What needs to be done
Work out how many lines of the listing hold "JSON", then state only that count.

Records for the exercise
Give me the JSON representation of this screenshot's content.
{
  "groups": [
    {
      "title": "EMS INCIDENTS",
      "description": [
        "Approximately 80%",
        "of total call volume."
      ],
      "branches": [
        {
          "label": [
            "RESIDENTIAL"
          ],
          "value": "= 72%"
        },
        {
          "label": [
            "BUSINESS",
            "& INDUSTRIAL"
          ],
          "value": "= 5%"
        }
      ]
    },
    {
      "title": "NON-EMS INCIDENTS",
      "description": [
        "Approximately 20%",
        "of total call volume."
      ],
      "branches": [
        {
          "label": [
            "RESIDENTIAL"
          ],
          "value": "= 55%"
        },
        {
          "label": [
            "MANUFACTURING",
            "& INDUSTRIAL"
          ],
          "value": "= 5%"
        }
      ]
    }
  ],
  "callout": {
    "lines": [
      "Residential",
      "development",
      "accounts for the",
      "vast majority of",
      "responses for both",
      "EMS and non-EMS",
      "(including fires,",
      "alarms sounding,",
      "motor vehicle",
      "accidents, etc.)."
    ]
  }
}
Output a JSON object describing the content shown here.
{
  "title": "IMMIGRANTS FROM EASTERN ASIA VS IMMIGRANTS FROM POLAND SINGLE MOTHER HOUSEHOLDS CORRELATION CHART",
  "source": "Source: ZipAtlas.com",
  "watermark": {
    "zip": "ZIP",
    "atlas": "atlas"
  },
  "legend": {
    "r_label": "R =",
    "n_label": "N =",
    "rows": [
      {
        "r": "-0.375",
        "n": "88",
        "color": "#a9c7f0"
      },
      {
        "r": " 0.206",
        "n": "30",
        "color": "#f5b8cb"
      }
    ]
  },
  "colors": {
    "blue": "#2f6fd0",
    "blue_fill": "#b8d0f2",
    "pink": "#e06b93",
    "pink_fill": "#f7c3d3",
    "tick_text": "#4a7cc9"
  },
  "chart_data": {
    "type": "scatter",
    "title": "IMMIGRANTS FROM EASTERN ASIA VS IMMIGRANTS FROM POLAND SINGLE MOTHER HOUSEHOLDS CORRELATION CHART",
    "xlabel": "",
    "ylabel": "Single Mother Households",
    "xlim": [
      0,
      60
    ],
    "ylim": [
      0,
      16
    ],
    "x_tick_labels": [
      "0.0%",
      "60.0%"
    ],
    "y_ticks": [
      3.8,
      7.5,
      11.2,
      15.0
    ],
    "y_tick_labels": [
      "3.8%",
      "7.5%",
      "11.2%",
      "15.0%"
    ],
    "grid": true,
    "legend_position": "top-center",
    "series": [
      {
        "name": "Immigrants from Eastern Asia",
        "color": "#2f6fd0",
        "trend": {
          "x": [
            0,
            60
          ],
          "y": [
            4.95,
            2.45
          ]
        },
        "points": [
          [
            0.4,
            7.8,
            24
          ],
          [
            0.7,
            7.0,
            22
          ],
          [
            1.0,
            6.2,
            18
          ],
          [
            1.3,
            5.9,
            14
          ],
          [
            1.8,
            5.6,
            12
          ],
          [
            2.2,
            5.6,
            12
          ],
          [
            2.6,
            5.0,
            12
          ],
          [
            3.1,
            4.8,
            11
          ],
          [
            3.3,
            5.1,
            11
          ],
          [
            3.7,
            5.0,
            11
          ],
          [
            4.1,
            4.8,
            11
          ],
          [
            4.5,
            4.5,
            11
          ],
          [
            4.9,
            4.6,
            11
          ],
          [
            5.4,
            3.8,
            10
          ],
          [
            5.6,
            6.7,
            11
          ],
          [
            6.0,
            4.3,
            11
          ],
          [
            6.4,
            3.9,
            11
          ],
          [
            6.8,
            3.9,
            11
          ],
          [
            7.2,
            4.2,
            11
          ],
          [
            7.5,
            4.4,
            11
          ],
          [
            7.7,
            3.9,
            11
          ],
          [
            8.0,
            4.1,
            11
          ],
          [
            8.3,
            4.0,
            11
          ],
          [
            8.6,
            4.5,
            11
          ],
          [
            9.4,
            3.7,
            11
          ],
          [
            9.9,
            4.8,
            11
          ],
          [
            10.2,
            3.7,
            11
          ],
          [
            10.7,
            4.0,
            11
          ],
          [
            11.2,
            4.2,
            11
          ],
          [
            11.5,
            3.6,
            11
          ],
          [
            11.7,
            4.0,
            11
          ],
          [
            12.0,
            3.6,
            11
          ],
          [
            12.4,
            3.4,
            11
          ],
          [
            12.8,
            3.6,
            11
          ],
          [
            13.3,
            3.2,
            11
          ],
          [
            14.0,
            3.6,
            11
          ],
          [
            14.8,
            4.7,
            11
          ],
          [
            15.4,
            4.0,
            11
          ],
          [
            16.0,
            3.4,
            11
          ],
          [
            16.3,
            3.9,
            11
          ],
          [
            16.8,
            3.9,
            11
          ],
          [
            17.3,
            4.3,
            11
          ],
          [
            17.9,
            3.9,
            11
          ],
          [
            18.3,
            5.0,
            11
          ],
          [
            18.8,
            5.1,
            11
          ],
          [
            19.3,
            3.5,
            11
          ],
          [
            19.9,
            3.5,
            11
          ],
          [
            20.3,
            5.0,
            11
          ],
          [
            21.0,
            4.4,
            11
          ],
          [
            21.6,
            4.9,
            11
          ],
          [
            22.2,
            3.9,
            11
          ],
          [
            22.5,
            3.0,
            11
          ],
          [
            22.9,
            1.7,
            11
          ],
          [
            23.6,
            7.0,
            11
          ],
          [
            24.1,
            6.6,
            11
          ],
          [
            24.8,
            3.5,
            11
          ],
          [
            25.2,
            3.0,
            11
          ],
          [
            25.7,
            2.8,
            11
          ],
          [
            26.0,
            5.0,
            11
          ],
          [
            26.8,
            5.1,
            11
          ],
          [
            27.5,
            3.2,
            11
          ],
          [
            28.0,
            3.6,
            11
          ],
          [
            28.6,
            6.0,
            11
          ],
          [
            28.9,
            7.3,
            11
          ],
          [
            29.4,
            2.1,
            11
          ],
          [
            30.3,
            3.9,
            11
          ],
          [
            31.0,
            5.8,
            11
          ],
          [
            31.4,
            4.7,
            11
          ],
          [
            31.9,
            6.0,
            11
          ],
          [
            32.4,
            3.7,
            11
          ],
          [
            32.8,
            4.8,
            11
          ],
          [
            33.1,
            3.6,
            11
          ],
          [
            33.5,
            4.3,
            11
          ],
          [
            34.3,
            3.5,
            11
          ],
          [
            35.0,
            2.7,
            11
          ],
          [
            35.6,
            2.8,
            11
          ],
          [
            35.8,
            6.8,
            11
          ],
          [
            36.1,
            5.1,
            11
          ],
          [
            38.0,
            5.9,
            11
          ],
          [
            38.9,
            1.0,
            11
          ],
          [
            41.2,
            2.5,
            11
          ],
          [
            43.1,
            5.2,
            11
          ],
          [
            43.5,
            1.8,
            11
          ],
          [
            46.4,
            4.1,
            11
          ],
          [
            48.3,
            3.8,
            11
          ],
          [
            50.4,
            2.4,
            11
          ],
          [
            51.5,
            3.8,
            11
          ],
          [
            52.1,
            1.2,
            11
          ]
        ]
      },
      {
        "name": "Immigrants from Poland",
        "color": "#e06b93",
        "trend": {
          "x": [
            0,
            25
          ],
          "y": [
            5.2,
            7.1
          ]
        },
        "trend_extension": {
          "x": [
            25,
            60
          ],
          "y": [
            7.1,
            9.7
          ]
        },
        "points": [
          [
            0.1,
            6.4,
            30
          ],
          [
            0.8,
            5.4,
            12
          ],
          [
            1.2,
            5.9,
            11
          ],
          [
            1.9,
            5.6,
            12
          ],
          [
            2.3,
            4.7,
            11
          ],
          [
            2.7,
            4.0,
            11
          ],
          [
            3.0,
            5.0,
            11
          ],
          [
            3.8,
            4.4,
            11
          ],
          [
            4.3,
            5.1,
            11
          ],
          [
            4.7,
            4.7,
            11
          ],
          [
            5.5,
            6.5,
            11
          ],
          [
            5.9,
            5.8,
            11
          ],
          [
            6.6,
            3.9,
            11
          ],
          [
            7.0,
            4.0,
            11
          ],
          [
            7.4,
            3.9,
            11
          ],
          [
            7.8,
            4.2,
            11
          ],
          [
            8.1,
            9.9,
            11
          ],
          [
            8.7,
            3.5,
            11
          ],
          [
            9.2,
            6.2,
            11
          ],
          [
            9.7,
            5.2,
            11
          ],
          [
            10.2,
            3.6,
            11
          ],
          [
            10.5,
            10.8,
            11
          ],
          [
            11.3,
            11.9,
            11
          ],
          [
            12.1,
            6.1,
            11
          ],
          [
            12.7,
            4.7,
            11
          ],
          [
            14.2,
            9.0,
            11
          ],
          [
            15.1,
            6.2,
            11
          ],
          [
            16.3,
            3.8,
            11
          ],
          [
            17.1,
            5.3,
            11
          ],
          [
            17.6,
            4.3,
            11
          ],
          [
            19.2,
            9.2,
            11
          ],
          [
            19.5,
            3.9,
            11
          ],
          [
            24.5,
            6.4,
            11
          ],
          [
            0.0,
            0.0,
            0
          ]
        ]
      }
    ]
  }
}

The response
2